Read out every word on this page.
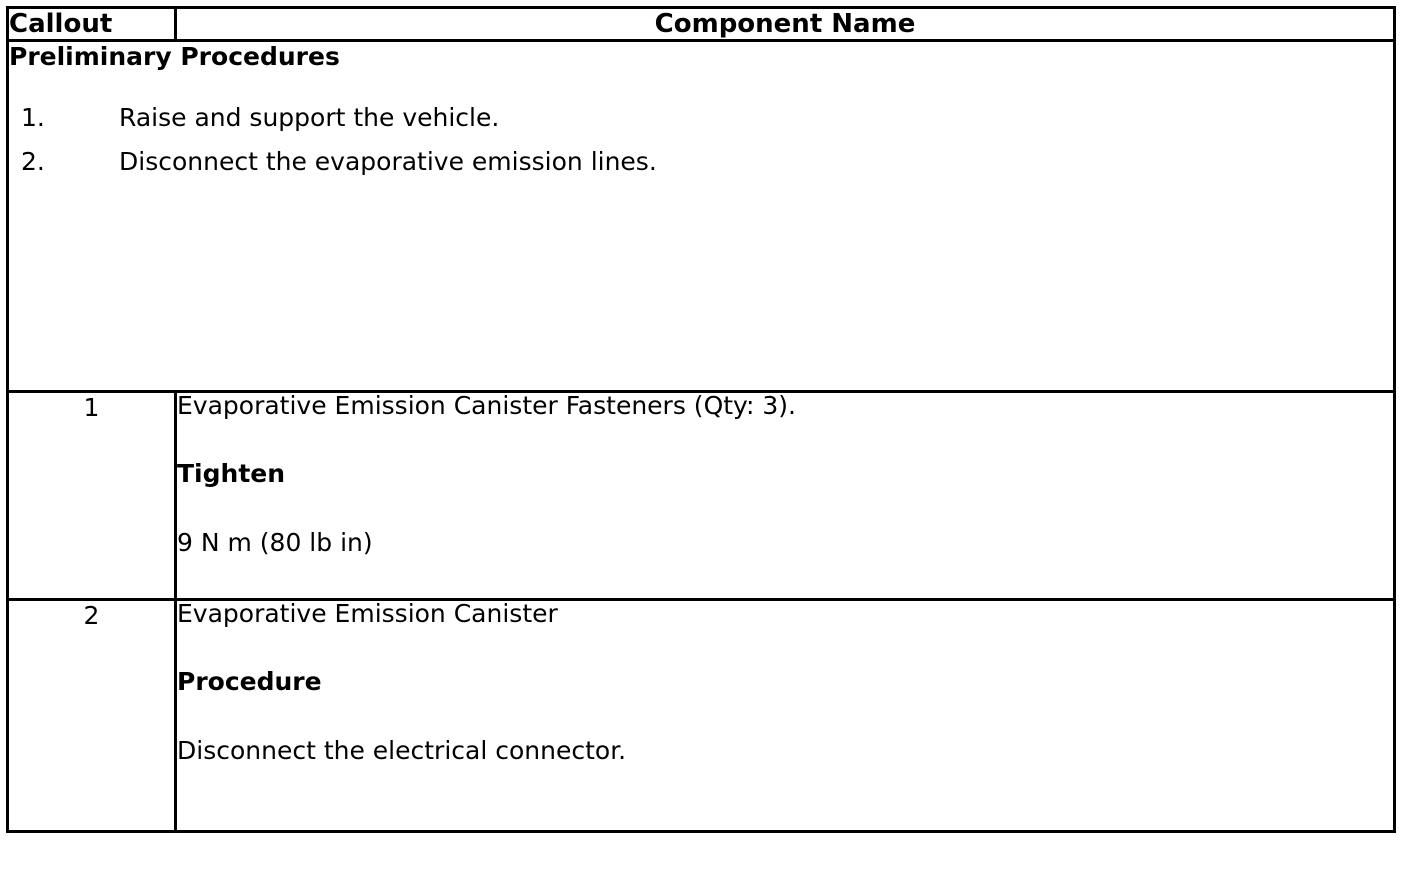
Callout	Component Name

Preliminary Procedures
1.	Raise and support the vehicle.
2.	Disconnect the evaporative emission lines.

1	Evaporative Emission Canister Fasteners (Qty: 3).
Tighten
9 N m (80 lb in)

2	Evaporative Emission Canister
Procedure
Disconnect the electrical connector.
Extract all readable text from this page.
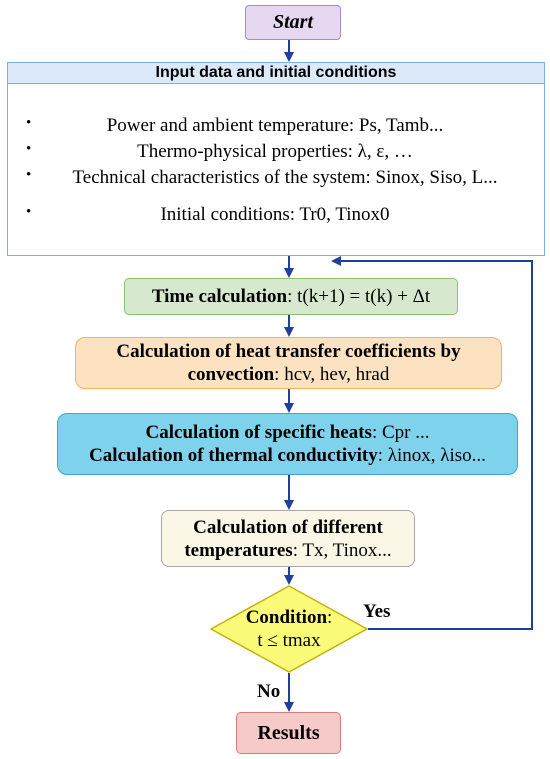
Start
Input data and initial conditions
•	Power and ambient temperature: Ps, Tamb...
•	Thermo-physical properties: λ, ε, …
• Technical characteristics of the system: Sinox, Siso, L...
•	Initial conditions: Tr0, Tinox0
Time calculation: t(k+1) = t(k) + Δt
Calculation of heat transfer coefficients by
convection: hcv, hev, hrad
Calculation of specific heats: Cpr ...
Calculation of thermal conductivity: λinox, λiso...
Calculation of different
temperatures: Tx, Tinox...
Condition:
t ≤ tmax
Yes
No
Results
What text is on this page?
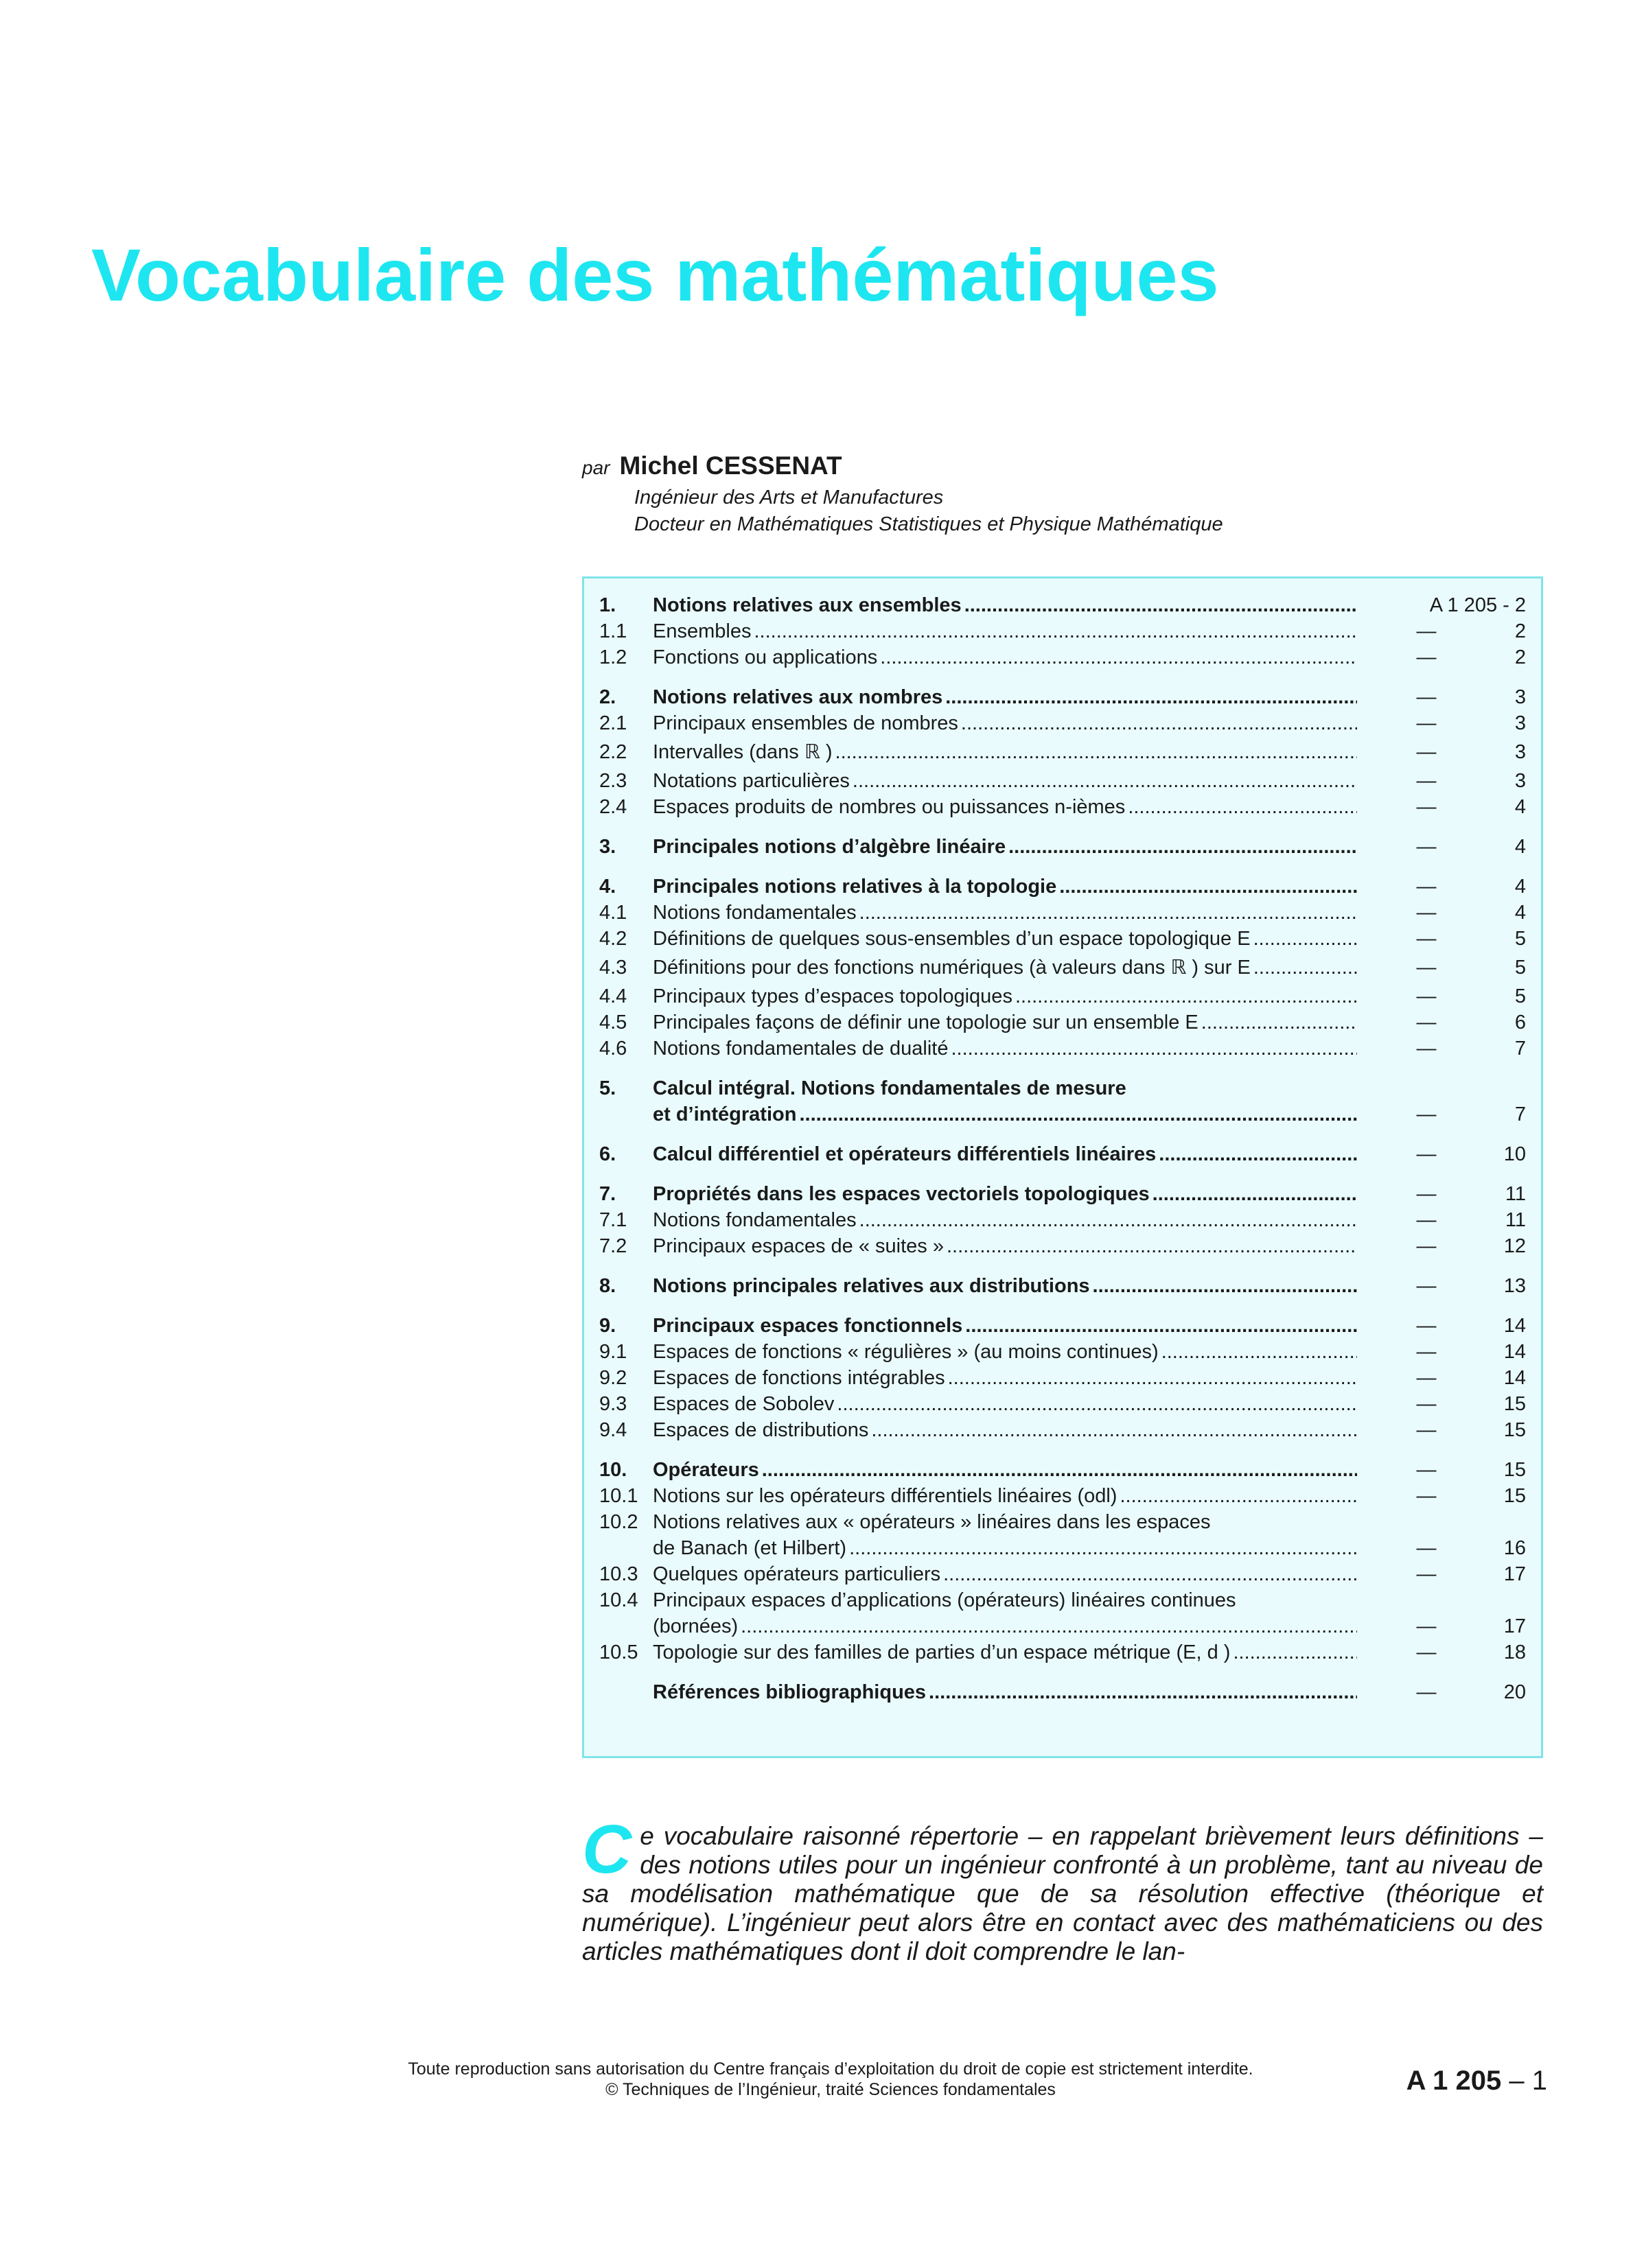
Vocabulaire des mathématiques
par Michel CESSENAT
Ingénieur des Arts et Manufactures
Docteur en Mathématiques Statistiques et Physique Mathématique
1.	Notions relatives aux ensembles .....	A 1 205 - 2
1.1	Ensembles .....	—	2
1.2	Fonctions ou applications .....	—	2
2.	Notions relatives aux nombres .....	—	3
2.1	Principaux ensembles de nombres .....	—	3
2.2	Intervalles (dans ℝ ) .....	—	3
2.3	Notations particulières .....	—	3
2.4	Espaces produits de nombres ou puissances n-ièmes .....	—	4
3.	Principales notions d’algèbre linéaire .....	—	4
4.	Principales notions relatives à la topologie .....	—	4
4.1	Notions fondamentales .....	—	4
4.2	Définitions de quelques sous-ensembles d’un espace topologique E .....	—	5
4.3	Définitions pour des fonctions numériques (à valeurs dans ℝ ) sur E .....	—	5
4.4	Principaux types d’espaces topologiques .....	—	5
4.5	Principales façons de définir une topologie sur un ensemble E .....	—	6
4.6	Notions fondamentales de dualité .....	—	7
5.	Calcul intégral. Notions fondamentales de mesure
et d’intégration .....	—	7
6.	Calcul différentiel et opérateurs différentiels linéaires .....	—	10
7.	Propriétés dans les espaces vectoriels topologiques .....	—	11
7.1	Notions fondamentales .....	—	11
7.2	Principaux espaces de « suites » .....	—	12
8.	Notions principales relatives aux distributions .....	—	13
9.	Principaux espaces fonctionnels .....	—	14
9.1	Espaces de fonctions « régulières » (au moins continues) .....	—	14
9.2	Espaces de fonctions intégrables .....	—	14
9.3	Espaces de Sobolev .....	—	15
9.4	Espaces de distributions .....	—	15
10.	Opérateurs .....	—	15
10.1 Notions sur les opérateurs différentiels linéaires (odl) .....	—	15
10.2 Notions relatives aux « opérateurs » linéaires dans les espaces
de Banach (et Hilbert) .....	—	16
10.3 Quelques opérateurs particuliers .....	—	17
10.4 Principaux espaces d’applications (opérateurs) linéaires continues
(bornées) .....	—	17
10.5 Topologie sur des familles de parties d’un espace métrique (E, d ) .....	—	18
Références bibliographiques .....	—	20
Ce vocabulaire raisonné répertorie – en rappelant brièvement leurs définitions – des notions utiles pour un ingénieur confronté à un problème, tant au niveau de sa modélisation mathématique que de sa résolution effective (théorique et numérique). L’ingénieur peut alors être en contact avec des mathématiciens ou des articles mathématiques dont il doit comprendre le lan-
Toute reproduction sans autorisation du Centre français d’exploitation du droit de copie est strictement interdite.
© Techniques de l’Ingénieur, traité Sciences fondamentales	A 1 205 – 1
-=-=-
SET EXERCISE:
Ascertain the number of lines in the entries that include the word "Canister", and report only that number.

FINISHED TASK:
2